- Aim
The data below must be copied in full and without any change.

- Material shown
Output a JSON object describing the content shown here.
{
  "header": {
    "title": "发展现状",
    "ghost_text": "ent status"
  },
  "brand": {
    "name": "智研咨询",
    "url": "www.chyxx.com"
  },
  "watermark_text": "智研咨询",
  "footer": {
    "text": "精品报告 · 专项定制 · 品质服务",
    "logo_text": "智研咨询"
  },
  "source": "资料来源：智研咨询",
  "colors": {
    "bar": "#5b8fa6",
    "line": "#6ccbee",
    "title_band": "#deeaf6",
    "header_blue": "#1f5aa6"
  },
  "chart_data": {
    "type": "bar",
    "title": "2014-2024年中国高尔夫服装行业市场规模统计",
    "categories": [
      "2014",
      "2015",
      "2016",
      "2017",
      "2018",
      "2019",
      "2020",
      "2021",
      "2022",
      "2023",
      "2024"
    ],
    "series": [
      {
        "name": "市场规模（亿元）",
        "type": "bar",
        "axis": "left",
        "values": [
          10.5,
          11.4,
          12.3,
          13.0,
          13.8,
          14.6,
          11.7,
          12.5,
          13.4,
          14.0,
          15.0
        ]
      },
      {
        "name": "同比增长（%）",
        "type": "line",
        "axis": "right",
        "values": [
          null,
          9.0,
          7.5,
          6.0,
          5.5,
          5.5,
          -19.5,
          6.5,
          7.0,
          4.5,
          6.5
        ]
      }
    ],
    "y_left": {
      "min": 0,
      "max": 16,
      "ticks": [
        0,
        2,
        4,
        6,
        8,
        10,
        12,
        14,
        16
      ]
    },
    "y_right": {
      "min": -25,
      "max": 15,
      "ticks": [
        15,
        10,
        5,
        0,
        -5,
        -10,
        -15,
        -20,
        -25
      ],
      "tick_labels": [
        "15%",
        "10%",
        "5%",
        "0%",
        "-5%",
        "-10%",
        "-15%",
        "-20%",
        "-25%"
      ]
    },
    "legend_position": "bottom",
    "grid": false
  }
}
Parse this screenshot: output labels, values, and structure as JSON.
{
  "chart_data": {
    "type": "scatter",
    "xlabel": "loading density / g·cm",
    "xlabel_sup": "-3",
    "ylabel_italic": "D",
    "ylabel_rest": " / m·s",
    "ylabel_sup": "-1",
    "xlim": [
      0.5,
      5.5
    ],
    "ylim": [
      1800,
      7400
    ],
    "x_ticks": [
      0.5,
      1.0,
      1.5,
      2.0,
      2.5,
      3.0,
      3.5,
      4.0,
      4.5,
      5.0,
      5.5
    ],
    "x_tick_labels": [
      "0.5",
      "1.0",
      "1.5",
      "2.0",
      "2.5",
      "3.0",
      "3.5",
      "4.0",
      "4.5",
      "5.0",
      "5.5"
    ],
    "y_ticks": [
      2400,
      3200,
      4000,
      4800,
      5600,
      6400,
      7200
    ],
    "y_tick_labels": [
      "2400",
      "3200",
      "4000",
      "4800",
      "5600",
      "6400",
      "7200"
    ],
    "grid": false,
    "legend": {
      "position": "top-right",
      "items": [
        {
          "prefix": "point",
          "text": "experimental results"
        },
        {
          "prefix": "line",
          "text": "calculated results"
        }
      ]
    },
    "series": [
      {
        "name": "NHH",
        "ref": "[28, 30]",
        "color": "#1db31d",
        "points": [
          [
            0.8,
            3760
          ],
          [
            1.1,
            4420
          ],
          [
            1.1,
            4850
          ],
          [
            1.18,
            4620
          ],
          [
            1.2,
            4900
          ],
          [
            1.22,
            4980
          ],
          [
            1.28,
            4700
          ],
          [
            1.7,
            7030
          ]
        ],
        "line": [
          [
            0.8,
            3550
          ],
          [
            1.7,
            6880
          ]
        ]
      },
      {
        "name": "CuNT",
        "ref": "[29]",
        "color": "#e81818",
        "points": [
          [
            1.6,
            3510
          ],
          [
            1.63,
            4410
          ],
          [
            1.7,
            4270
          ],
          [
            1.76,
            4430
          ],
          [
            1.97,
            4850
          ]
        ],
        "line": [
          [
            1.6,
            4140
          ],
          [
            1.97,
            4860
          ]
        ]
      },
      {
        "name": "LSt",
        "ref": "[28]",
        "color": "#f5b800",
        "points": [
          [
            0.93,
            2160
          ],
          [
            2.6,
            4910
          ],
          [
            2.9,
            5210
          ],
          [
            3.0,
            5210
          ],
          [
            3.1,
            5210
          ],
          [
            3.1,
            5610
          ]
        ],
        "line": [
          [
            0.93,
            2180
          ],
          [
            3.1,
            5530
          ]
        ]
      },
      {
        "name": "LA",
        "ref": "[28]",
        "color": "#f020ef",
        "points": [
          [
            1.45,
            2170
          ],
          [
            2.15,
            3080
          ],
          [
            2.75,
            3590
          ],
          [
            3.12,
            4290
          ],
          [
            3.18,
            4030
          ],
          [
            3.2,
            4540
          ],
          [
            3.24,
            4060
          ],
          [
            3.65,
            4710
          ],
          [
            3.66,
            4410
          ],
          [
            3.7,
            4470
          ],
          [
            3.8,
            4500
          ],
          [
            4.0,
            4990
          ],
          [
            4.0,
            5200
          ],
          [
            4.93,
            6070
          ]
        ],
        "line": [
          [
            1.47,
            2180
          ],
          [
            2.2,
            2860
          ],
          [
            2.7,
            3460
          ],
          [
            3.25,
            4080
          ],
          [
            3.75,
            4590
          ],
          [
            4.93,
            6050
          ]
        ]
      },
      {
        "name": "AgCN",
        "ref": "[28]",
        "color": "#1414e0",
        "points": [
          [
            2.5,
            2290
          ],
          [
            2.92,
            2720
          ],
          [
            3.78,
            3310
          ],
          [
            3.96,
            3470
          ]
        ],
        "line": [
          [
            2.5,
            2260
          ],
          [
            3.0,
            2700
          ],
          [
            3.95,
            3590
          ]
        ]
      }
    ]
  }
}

- Worked solution
Output a JSON object describing the content shown here.
{
  "header": {
    "title": "发展现状",
    "ghost_text": "ent status"
  },
  "brand": {
    "name": "智研咨询",
    "url": "www.chyxx.com"
  },
  "watermark_text": "智研咨询",
  "footer": {
    "text": "精品报告 · 专项定制 · 品质服务",
    "logo_text": "智研咨询"
  },
  "source": "资料来源：智研咨询",
  "colors": {
    "bar": "#5b8fa6",
    "line": "#6ccbee",
    "title_band": "#deeaf6",
    "header_blue": "#1f5aa6"
  },
  "chart_data": {
    "type": "bar",
    "title": "2014-2024年中国高尔夫服装行业市场规模统计",
    "categories": [
      "2014",
      "2015",
      "2016",
      "2017",
      "2018",
      "2019",
      "2020",
      "2021",
      "2022",
      "2023",
      "2024"
    ],
    "series": [
      {
        "name": "市场规模（亿元）",
        "type": "bar",
        "axis": "left",
        "values": [
          10.5,
          11.4,
          12.3,
          13.0,
          13.8,
          14.6,
          11.7,
          12.5,
          13.4,
          14.0,
          15.0
        ]
      },
      {
        "name": "同比增长（%）",
        "type": "line",
        "axis": "right",
        "values": [
          null,
          9.0,
          7.5,
          6.0,
          5.5,
          5.5,
          -19.5,
          6.5,
          7.0,
          4.5,
          6.5
        ]
      }
    ],
    "y_left": {
      "min": 0,
      "max": 16,
      "ticks": [
        0,
        2,
        4,
        6,
        8,
        10,
        12,
        14,
        16
      ]
    },
    "y_right": {
      "min": -25,
      "max": 15,
      "ticks": [
        15,
        10,
        5,
        0,
        -5,
        -10,
        -15,
        -20,
        -25
      ],
      "tick_labels": [
        "15%",
        "10%",
        "5%",
        "0%",
        "-5%",
        "-10%",
        "-15%",
        "-20%",
        "-25%"
      ]
    },
    "legend_position": "bottom",
    "grid": false
  }
}
Parse this screenshot: output labels, values, and structure as JSON.
{
  "chart_data": {
    "type": "scatter",
    "xlabel": "loading density / g·cm",
    "xlabel_sup": "-3",
    "ylabel_italic": "D",
    "ylabel_rest": " / m·s",
    "ylabel_sup": "-1",
    "xlim": [
      0.5,
      5.5
    ],
    "ylim": [
      1800,
      7400
    ],
    "x_ticks": [
      0.5,
      1.0,
      1.5,
      2.0,
      2.5,
      3.0,
      3.5,
      4.0,
      4.5,
      5.0,
      5.5
    ],
    "x_tick_labels": [
      "0.5",
      "1.0",
      "1.5",
      "2.0",
      "2.5",
      "3.0",
      "3.5",
      "4.0",
      "4.5",
      "5.0",
      "5.5"
    ],
    "y_ticks": [
      2400,
      3200,
      4000,
      4800,
      5600,
      6400,
      7200
    ],
    "y_tick_labels": [
      "2400",
      "3200",
      "4000",
      "4800",
      "5600",
      "6400",
      "7200"
    ],
    "grid": false,
    "legend": {
      "position": "top-right",
      "items": [
        {
          "prefix": "point",
          "text": "experimental results"
        },
        {
          "prefix": "line",
          "text": "calculated results"
        }
      ]
    },
    "series": [
      {
        "name": "NHH",
        "ref": "[28, 30]",
        "color": "#1db31d",
        "points": [
          [
            0.8,
            3760
          ],
          [
            1.1,
            4420
          ],
          [
            1.1,
            4850
          ],
          [
            1.18,
            4620
          ],
          [
            1.2,
            4900
          ],
          [
            1.22,
            4980
          ],
          [
            1.28,
            4700
          ],
          [
            1.7,
            7030
          ]
        ],
        "line": [
          [
            0.8,
            3550
          ],
          [
            1.7,
            6880
          ]
        ]
      },
      {
        "name": "CuNT",
        "ref": "[29]",
        "color": "#e81818",
        "points": [
          [
            1.6,
            3510
          ],
          [
            1.63,
            4410
          ],
          [
            1.7,
            4270
          ],
          [
            1.76,
            4430
          ],
          [
            1.97,
            4850
          ]
        ],
        "line": [
          [
            1.6,
            4140
          ],
          [
            1.97,
            4860
          ]
        ]
      },
      {
        "name": "LSt",
        "ref": "[28]",
        "color": "#f5b800",
        "points": [
          [
            0.93,
            2160
          ],
          [
            2.6,
            4910
          ],
          [
            2.9,
            5210
          ],
          [
            3.0,
            5210
          ],
          [
            3.1,
            5210
          ],
          [
            3.1,
            5610
          ]
        ],
        "line": [
          [
            0.93,
            2180
          ],
          [
            3.1,
            5530
          ]
        ]
      },
      {
        "name": "LA",
        "ref": "[28]",
        "color": "#f020ef",
        "points": [
          [
            1.45,
            2170
          ],
          [
            2.15,
            3080
          ],
          [
            2.75,
            3590
          ],
          [
            3.12,
            4290
          ],
          [
            3.18,
            4030
          ],
          [
            3.2,
            4540
          ],
          [
            3.24,
            4060
          ],
          [
            3.65,
            4710
          ],
          [
            3.66,
            4410
          ],
          [
            3.7,
            4470
          ],
          [
            3.8,
            4500
          ],
          [
            4.0,
            4990
          ],
          [
            4.0,
            5200
          ],
          [
            4.93,
            6070
          ]
        ],
        "line": [
          [
            1.47,
            2180
          ],
          [
            2.2,
            2860
          ],
          [
            2.7,
            3460
          ],
          [
            3.25,
            4080
          ],
          [
            3.75,
            4590
          ],
          [
            4.93,
            6050
          ]
        ]
      },
      {
        "name": "AgCN",
        "ref": "[28]",
        "color": "#1414e0",
        "points": [
          [
            2.5,
            2290
          ],
          [
            2.92,
            2720
          ],
          [
            3.78,
            3310
          ],
          [
            3.96,
            3470
          ]
        ],
        "line": [
          [
            2.5,
            2260
          ],
          [
            3.0,
            2700
          ],
          [
            3.95,
            3590
          ]
        ]
      }
    ]
  }
}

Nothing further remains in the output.